§ **PROBLEM DETAILS**: Reproduce the entries exactly.
# # #
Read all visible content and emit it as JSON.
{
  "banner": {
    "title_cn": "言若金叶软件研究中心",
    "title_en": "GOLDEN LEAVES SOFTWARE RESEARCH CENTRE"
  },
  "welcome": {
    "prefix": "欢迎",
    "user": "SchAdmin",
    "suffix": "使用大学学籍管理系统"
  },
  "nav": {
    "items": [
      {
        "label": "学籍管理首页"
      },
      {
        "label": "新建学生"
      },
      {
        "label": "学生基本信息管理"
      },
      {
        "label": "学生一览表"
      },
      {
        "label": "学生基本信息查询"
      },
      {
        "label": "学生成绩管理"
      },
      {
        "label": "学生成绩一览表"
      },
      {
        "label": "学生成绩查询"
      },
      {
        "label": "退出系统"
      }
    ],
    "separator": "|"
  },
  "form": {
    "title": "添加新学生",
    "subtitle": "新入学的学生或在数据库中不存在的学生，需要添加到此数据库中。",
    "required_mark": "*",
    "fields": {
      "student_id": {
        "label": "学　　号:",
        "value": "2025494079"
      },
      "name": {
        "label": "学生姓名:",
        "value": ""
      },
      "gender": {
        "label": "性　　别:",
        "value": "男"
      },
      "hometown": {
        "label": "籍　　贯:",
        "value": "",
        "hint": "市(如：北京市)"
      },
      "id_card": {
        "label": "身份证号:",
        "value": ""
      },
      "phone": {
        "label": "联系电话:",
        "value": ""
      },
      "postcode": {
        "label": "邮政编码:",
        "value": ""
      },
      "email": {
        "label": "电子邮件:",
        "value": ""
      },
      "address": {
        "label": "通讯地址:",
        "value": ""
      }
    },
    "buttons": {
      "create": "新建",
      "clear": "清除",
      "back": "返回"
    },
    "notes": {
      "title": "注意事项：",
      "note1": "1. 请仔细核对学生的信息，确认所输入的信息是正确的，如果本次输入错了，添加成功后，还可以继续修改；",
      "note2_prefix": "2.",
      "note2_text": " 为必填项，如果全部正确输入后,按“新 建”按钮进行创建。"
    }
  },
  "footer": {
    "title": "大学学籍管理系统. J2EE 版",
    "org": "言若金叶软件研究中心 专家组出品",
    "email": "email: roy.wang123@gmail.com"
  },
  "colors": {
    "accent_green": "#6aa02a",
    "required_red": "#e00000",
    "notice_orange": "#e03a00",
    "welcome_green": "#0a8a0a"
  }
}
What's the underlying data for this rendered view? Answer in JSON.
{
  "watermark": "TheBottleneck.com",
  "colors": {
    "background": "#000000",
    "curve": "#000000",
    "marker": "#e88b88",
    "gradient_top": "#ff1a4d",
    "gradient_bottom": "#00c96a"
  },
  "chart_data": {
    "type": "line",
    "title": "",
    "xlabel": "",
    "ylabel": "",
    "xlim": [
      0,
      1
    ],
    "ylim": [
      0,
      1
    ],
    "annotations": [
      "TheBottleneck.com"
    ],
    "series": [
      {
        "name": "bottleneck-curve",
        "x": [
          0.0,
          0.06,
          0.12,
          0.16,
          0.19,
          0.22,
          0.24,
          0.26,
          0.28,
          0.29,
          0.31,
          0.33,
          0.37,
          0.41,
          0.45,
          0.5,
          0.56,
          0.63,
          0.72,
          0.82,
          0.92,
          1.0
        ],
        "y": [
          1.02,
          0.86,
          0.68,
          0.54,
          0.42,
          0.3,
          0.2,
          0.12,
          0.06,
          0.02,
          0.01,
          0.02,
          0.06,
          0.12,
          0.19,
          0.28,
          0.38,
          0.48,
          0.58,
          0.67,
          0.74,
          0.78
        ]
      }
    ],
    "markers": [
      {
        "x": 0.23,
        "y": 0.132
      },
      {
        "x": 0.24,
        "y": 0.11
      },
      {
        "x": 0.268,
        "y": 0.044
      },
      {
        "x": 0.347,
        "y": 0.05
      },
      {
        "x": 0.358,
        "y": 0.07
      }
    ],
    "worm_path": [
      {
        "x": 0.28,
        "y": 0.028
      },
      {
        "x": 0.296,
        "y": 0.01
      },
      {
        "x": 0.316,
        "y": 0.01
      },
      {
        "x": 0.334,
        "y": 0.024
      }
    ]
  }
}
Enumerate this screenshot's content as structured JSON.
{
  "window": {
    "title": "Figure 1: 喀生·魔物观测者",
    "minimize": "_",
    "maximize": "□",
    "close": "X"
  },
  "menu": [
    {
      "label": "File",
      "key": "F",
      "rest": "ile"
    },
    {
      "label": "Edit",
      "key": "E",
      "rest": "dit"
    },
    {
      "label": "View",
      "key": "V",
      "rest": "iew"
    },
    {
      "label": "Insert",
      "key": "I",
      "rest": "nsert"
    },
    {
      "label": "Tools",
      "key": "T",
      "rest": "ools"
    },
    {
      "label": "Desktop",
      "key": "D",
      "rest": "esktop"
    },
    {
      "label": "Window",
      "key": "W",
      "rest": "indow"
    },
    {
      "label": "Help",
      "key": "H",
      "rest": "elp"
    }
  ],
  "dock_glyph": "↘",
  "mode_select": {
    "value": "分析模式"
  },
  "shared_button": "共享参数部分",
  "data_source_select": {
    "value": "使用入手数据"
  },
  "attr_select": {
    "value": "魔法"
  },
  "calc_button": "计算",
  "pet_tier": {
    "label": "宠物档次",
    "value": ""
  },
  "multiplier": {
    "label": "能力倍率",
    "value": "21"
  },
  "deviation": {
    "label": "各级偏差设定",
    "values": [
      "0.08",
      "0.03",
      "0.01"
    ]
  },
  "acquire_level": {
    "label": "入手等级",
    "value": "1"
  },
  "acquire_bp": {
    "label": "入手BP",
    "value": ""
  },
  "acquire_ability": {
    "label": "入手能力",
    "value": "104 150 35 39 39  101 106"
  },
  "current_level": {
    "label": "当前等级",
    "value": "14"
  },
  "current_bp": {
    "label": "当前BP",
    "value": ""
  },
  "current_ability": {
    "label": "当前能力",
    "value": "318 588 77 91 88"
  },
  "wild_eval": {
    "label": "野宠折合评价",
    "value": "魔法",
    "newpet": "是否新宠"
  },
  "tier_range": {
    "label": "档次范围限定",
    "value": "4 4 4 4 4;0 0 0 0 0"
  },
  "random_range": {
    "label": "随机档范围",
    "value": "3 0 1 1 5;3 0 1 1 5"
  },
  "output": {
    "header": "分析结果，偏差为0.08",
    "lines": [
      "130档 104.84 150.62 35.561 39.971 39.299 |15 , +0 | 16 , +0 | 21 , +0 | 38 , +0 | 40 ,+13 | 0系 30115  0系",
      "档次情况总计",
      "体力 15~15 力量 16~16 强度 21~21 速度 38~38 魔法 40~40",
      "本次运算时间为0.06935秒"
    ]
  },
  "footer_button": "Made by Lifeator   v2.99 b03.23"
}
# # #
§ **THE REPLY**:
Read all visible content and emit it as JSON.
{
  "banner": {
    "title_cn": "言若金叶软件研究中心",
    "title_en": "GOLDEN LEAVES SOFTWARE RESEARCH CENTRE"
  },
  "welcome": {
    "prefix": "欢迎",
    "user": "SchAdmin",
    "suffix": "使用大学学籍管理系统"
  },
  "nav": {
    "items": [
      {
        "label": "学籍管理首页"
      },
      {
        "label": "新建学生"
      },
      {
        "label": "学生基本信息管理"
      },
      {
        "label": "学生一览表"
      },
      {
        "label": "学生基本信息查询"
      },
      {
        "label": "学生成绩管理"
      },
      {
        "label": "学生成绩一览表"
      },
      {
        "label": "学生成绩查询"
      },
      {
        "label": "退出系统"
      }
    ],
    "separator": "|"
  },
  "form": {
    "title": "添加新学生",
    "subtitle": "新入学的学生或在数据库中不存在的学生，需要添加到此数据库中。",
    "required_mark": "*",
    "fields": {
      "student_id": {
        "label": "学　　号:",
        "value": "2025494079"
      },
      "name": {
        "label": "学生姓名:",
        "value": ""
      },
      "gender": {
        "label": "性　　别:",
        "value": "男"
      },
      "hometown": {
        "label": "籍　　贯:",
        "value": "",
        "hint": "市(如：北京市)"
      },
      "id_card": {
        "label": "身份证号:",
        "value": ""
      },
      "phone": {
        "label": "联系电话:",
        "value": ""
      },
      "postcode": {
        "label": "邮政编码:",
        "value": ""
      },
      "email": {
        "label": "电子邮件:",
        "value": ""
      },
      "address": {
        "label": "通讯地址:",
        "value": ""
      }
    },
    "buttons": {
      "create": "新建",
      "clear": "清除",
      "back": "返回"
    },
    "notes": {
      "title": "注意事项：",
      "note1": "1. 请仔细核对学生的信息，确认所输入的信息是正确的，如果本次输入错了，添加成功后，还可以继续修改；",
      "note2_prefix": "2.",
      "note2_text": " 为必填项，如果全部正确输入后,按“新 建”按钮进行创建。"
    }
  },
  "footer": {
    "title": "大学学籍管理系统. J2EE 版",
    "org": "言若金叶软件研究中心 专家组出品",
    "email": "email: roy.wang123@gmail.com"
  },
  "colors": {
    "accent_green": "#6aa02a",
    "required_red": "#e00000",
    "notice_orange": "#e03a00",
    "welcome_green": "#0a8a0a"
  }
}
What's the underlying data for this rendered view? Answer in JSON.
{
  "watermark": "TheBottleneck.com",
  "colors": {
    "background": "#000000",
    "curve": "#000000",
    "marker": "#e88b88",
    "gradient_top": "#ff1a4d",
    "gradient_bottom": "#00c96a"
  },
  "chart_data": {
    "type": "line",
    "title": "",
    "xlabel": "",
    "ylabel": "",
    "xlim": [
      0,
      1
    ],
    "ylim": [
      0,
      1
    ],
    "annotations": [
      "TheBottleneck.com"
    ],
    "series": [
      {
        "name": "bottleneck-curve",
        "x": [
          0.0,
          0.06,
          0.12,
          0.16,
          0.19,
          0.22,
          0.24,
          0.26,
          0.28,
          0.29,
          0.31,
          0.33,
          0.37,
          0.41,
          0.45,
          0.5,
          0.56,
          0.63,
          0.72,
          0.82,
          0.92,
          1.0
        ],
        "y": [
          1.02,
          0.86,
          0.68,
          0.54,
          0.42,
          0.3,
          0.2,
          0.12,
          0.06,
          0.02,
          0.01,
          0.02,
          0.06,
          0.12,
          0.19,
          0.28,
          0.38,
          0.48,
          0.58,
          0.67,
          0.74,
          0.78
        ]
      }
    ],
    "markers": [
      {
        "x": 0.23,
        "y": 0.132
      },
      {
        "x": 0.24,
        "y": 0.11
      },
      {
        "x": 0.268,
        "y": 0.044
      },
      {
        "x": 0.347,
        "y": 0.05
      },
      {
        "x": 0.358,
        "y": 0.07
      }
    ],
    "worm_path": [
      {
        "x": 0.28,
        "y": 0.028
      },
      {
        "x": 0.296,
        "y": 0.01
      },
      {
        "x": 0.316,
        "y": 0.01
      },
      {
        "x": 0.334,
        "y": 0.024
      }
    ]
  }
}
Enumerate this screenshot's content as structured JSON.
{
  "window": {
    "title": "Figure 1: 喀生·魔物观测者",
    "minimize": "_",
    "maximize": "□",
    "close": "X"
  },
  "menu": [
    {
      "label": "File",
      "key": "F",
      "rest": "ile"
    },
    {
      "label": "Edit",
      "key": "E",
      "rest": "dit"
    },
    {
      "label": "View",
      "key": "V",
      "rest": "iew"
    },
    {
      "label": "Insert",
      "key": "I",
      "rest": "nsert"
    },
    {
      "label": "Tools",
      "key": "T",
      "rest": "ools"
    },
    {
      "label": "Desktop",
      "key": "D",
      "rest": "esktop"
    },
    {
      "label": "Window",
      "key": "W",
      "rest": "indow"
    },
    {
      "label": "Help",
      "key": "H",
      "rest": "elp"
    }
  ],
  "dock_glyph": "↘",
  "mode_select": {
    "value": "分析模式"
  },
  "shared_button": "共享参数部分",
  "data_source_select": {
    "value": "使用入手数据"
  },
  "attr_select": {
    "value": "魔法"
  },
  "calc_button": "计算",
  "pet_tier": {
    "label": "宠物档次",
    "value": ""
  },
  "multiplier": {
    "label": "能力倍率",
    "value": "21"
  },
  "deviation": {
    "label": "各级偏差设定",
    "values": [
      "0.08",
      "0.03",
      "0.01"
    ]
  },
  "acquire_level": {
    "label": "入手等级",
    "value": "1"
  },
  "acquire_bp": {
    "label": "入手BP",
    "value": ""
  },
  "acquire_ability": {
    "label": "入手能力",
    "value": "104 150 35 39 39  101 106"
  },
  "current_level": {
    "label": "当前等级",
    "value": "14"
  },
  "current_bp": {
    "label": "当前BP",
    "value": ""
  },
  "current_ability": {
    "label": "当前能力",
    "value": "318 588 77 91 88"
  },
  "wild_eval": {
    "label": "野宠折合评价",
    "value": "魔法",
    "newpet": "是否新宠"
  },
  "tier_range": {
    "label": "档次范围限定",
    "value": "4 4 4 4 4;0 0 0 0 0"
  },
  "random_range": {
    "label": "随机档范围",
    "value": "3 0 1 1 5;3 0 1 1 5"
  },
  "output": {
    "header": "分析结果，偏差为0.08",
    "lines": [
      "130档 104.84 150.62 35.561 39.971 39.299 |15 , +0 | 16 , +0 | 21 , +0 | 38 , +0 | 40 ,+13 | 0系 30115  0系",
      "档次情况总计",
      "体力 15~15 力量 16~16 强度 21~21 速度 38~38 魔法 40~40",
      "本次运算时间为0.06935秒"
    ]
  },
  "footer_button": "Made by Lifeator   v2.99 b03.23"
}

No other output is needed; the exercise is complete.